[start of DATA ROWS]

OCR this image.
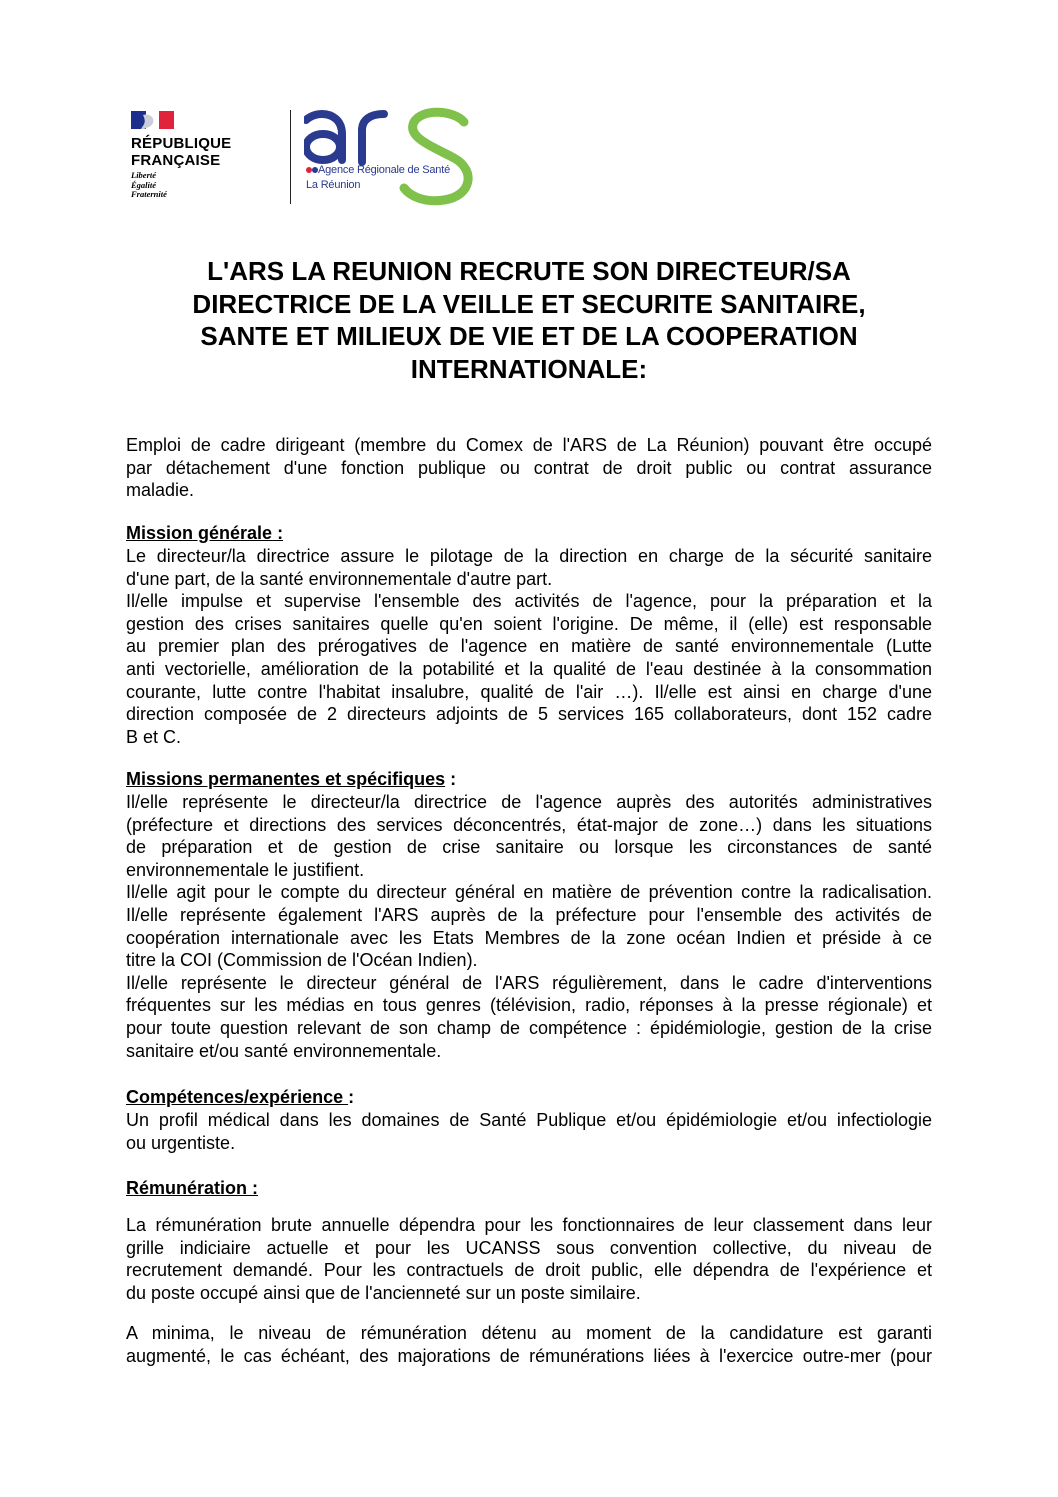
RÉPUBLIQUE
FRANÇAISE
Liberté
Égalité
Fraternité
Agence Régionale de Santé
La Réunion
L'ARS LA REUNION RECRUTE SON DIRECTEUR/SA
DIRECTRICE DE LA VEILLE ET SECURITE SANITAIRE,
SANTE ET MILIEUX DE VIE ET DE LA COOPERATION
INTERNATIONALE:
Emploi de cadre dirigeant (membre du Comex de l'ARS de La Réunion) pouvant être occupé
par détachement d'une fonction publique ou contrat de droit public ou contrat assurance
maladie.
Mission générale :
Le directeur/la directrice assure le pilotage de la direction en charge de la sécurité sanitaire
d'une part, de la santé environnementale d'autre part.
Il/elle impulse et supervise l'ensemble des activités de l'agence, pour la préparation et la
gestion des crises sanitaires quelle qu'en soient l'origine. De même, il (elle) est responsable
au premier plan des prérogatives de l'agence en matière de santé environnementale (Lutte
anti vectorielle, amélioration de la potabilité et la qualité de l'eau destinée à la consommation
courante, lutte contre l'habitat insalubre, qualité de l'air …). Il/elle est ainsi en charge d'une
direction composée de 2 directeurs adjoints de 5 services 165 collaborateurs, dont 152 cadre
B et C.
Missions permanentes et spécifiques :
Il/elle représente le directeur/la directrice de l'agence auprès des autorités administratives
(préfecture et directions des services déconcentrés, état-major de zone…) dans les situations
de préparation et de gestion de crise sanitaire ou lorsque les circonstances de santé
environnementale le justifient.
Il/elle agit pour le compte du directeur général en matière de prévention contre la radicalisation.
Il/elle représente également l'ARS auprès de la préfecture pour l'ensemble des activités de
coopération internationale avec les Etats Membres de la zone océan Indien et préside à ce
titre la COI (Commission de l'Océan Indien).
Il/elle représente le directeur général de l'ARS régulièrement, dans le cadre d'interventions
fréquentes sur les médias en tous genres (télévision, radio, réponses à la presse régionale) et
pour toute question relevant de son champ de compétence : épidémiologie, gestion de la crise
sanitaire et/ou santé environnementale.
Compétences/expérience :
Un profil médical dans les domaines de Santé Publique et/ou épidémiologie et/ou infectiologie
ou urgentiste.
Rémunération :
La rémunération brute annuelle dépendra pour les fonctionnaires de leur classement dans leur
grille indiciaire actuelle et pour les UCANSS sous convention collective, du niveau de
recrutement demandé. Pour les contractuels de droit public, elle dépendra de l'expérience et
du poste occupé ainsi que de l'ancienneté sur un poste similaire.
A minima, le niveau de rémunération détenu au moment de la candidature est garanti
augmenté, le cas échéant, des majorations de rémunérations liées à l'exercice outre-mer (pour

[end of DATA ROWS]

Look through the entries above. Extract each line with the word "occupé".

Emploi de cadre dirigeant (membre du Comex de l'ARS de La Réunion) pouvant être occupé
du poste occupé ainsi que de l'ancienneté sur un poste similaire.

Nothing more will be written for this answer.